● What the task asks
Write out every entry exactly as given, but omit the pictures.

--- Start Records provided ---

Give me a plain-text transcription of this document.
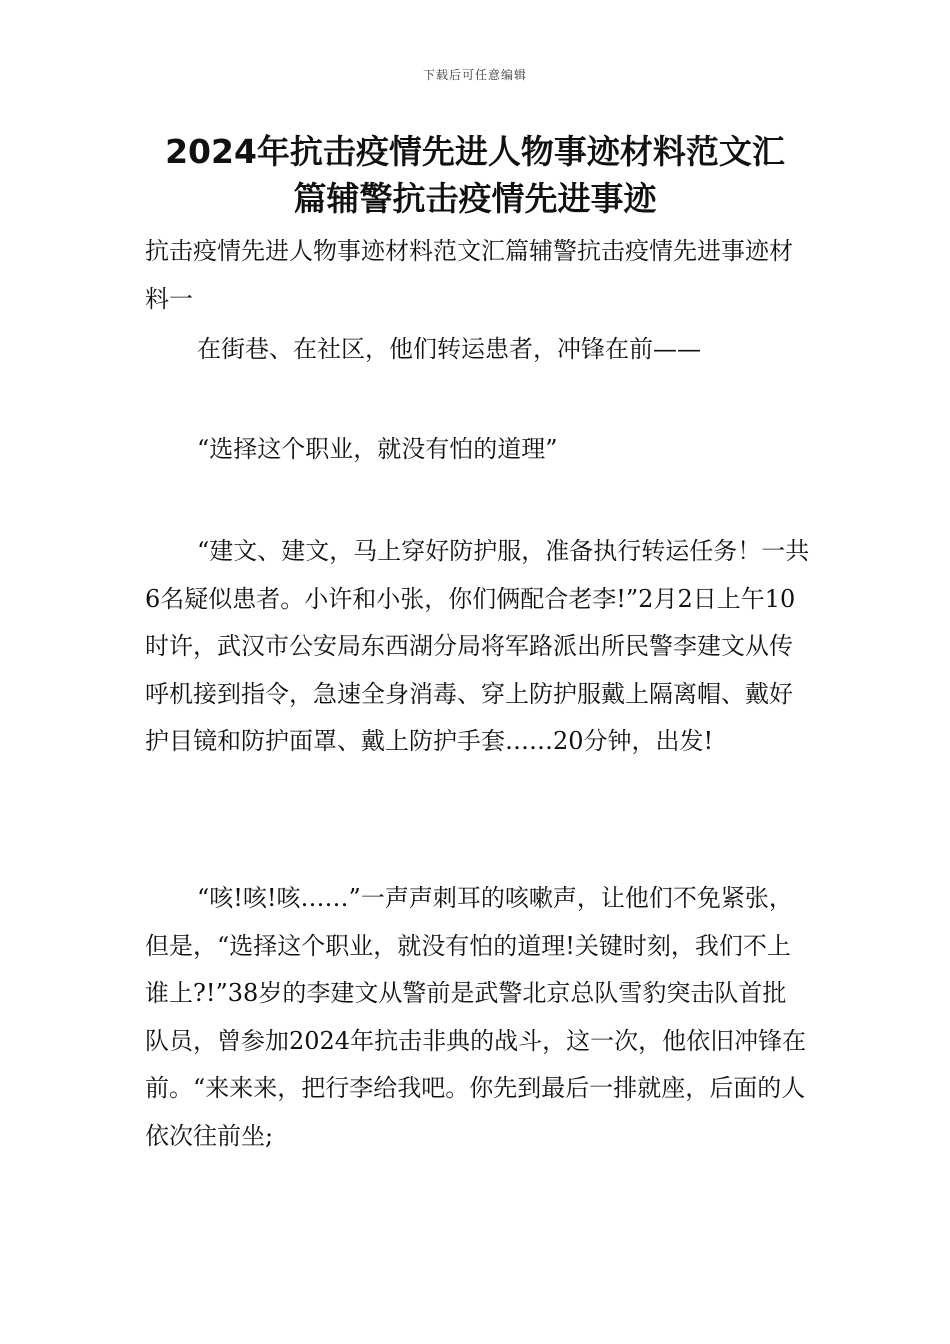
下载后可任意编辑
2024年抗击疫情先进人物事迹材料范文汇
篇辅警抗击疫情先进事迹
抗击疫情先进人物事迹材料范文汇篇辅警抗击疫情先进事迹材料一

在街巷、在社区，他们转运患者，冲锋在前——

“选择这个职业，就没有怕的道理”

“建文、建文，马上穿好防护服，准备执行转运任务！一共6名疑似患者。小许和小张，你们俩配合老李!”2月2日上午10时许，武汉市公安局东西湖分局将军路派出所民警李建文从传呼机接到指令，急速全身消毒、穿上防护服戴上隔离帽、戴好护目镜和防护面罩、戴上防护手套……20分钟，出发!

“咳!咳!咳……”一声声刺耳的咳嗽声，让他们不免紧张，但是，“选择这个职业，就没有怕的道理!关键时刻，我们不上谁上?!”38岁的李建文从警前是武警北京总队雪豹突击队首批队员，曾参加2024年抗击非典的战斗，这一次，他依旧冲锋在前。“来来来，把行李给我吧。你先到最后一排就座，后面的人依次往前坐;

--- End Records provided ---

● Completed exercise
Give me a plain-text transcription of this document.
下载后可任意编辑
2024年抗击疫情先进人物事迹材料范文汇
篇辅警抗击疫情先进事迹
抗击疫情先进人物事迹材料范文汇篇辅警抗击疫情先进事迹材料一

在街巷、在社区，他们转运患者，冲锋在前——

“选择这个职业，就没有怕的道理”

“建文、建文，马上穿好防护服，准备执行转运任务！一共6名疑似患者。小许和小张，你们俩配合老李!”2月2日上午10时许，武汉市公安局东西湖分局将军路派出所民警李建文从传呼机接到指令，急速全身消毒、穿上防护服戴上隔离帽、戴好护目镜和防护面罩、戴上防护手套……20分钟，出发!

“咳!咳!咳……”一声声刺耳的咳嗽声，让他们不免紧张，但是，“选择这个职业，就没有怕的道理!关键时刻，我们不上谁上?!”38岁的李建文从警前是武警北京总队雪豹突击队首批队员，曾参加2024年抗击非典的战斗，这一次，他依旧冲锋在前。“来来来，把行李给我吧。你先到最后一排就座，后面的人依次往前坐;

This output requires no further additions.